Data shown —
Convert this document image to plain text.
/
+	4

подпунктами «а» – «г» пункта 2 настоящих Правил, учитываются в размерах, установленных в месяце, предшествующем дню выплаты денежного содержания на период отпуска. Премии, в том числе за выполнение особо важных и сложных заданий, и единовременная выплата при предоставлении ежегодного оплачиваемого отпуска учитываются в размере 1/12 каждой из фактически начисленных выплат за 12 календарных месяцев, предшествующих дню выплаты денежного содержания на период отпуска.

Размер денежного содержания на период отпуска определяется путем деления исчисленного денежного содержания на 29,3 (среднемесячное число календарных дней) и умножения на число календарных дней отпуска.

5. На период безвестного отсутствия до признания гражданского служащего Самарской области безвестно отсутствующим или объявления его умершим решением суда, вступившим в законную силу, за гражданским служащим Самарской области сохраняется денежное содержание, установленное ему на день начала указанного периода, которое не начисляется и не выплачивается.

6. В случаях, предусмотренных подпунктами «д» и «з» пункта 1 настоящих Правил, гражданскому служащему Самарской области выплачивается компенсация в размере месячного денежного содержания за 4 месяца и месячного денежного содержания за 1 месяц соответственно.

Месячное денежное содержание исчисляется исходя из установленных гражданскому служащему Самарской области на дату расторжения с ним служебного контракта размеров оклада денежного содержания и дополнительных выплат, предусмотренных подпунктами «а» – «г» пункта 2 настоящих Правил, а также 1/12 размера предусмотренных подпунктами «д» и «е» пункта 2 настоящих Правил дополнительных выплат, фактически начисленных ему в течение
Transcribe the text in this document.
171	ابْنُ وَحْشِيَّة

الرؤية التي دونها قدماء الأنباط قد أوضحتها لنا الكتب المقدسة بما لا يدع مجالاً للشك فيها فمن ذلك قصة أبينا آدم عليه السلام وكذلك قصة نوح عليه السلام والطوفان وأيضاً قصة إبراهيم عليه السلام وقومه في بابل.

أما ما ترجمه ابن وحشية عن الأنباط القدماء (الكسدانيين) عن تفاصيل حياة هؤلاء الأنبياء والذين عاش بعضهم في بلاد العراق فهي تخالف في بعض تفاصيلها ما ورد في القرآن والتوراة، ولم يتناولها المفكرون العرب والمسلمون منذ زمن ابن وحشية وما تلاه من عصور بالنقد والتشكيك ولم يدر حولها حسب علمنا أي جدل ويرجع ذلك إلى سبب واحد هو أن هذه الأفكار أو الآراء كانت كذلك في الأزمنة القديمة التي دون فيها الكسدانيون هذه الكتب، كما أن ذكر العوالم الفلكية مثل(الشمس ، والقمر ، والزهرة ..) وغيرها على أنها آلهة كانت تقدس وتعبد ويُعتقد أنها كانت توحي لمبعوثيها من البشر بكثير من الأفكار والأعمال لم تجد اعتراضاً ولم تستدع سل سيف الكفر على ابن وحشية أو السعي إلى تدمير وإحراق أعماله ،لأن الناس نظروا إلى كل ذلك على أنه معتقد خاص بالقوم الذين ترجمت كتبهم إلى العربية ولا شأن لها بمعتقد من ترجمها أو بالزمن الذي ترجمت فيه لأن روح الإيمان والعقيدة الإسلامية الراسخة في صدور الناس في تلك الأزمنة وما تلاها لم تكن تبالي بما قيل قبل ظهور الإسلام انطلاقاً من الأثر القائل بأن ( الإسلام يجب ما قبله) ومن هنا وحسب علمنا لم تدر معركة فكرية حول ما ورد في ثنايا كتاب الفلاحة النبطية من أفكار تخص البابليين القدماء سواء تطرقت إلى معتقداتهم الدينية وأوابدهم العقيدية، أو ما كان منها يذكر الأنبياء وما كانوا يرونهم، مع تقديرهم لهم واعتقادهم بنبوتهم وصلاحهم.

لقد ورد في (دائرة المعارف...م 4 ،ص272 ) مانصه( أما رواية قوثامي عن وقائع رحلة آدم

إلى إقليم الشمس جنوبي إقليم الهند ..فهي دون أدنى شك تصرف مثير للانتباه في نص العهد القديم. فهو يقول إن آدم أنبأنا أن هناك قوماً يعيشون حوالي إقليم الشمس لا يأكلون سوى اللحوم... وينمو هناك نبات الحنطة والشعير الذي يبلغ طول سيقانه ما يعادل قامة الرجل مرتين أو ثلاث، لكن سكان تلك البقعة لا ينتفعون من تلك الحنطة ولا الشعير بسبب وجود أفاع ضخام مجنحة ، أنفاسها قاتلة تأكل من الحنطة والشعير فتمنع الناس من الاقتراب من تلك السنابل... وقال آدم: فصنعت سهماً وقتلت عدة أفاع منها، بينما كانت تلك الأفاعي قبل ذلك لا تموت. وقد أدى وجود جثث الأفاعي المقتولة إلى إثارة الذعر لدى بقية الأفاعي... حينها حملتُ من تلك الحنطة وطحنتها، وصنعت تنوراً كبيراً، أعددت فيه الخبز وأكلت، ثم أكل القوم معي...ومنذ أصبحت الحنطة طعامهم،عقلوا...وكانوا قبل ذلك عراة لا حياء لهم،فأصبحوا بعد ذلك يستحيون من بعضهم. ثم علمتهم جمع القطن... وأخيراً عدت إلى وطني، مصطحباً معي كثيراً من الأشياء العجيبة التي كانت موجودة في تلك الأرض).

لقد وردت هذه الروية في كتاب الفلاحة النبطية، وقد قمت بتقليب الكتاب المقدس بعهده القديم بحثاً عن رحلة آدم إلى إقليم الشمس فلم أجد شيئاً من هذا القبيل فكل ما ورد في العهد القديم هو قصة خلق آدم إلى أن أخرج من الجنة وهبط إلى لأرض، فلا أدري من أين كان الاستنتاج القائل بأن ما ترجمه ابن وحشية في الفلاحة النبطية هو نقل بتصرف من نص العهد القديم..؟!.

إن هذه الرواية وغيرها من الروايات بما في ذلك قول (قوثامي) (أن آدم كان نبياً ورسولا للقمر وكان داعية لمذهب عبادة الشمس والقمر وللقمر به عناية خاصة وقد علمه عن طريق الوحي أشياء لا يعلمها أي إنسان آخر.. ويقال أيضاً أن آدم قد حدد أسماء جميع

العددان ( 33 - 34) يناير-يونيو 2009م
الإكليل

Work required —
Using the entries above, state how many lines include the word "text", with no other words.

Worked solution —
2